[Stored data entries]
◆ ◆ ◆ ◆ ◆
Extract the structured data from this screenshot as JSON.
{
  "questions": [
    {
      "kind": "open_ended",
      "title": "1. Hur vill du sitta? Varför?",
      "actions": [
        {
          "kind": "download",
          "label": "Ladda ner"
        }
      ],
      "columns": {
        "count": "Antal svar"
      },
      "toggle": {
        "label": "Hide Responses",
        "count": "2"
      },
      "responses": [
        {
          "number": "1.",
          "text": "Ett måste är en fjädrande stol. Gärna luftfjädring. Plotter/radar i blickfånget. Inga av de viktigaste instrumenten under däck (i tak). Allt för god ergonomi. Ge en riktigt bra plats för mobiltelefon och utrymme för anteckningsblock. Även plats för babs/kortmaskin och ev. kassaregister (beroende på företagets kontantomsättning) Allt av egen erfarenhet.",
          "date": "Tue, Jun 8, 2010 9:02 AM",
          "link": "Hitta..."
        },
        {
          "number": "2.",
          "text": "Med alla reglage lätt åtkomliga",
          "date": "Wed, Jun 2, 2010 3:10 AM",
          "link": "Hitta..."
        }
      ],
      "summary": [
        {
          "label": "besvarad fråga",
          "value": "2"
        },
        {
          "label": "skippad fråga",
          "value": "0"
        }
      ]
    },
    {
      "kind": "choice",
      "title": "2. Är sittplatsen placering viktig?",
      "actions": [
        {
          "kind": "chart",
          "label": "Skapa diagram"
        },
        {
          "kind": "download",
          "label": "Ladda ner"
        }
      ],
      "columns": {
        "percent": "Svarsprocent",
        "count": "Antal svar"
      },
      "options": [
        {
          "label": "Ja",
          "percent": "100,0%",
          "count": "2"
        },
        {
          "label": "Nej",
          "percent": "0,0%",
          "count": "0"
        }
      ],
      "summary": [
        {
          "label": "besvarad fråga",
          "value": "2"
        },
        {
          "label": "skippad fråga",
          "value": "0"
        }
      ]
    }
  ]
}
◆ ◆ ◆ ◆ ◆
• _TASK_: Find how many lines of the material carry the string "count". Only the number should be in the answer.

• _ANSWER TO THIS PROBLEM_: 5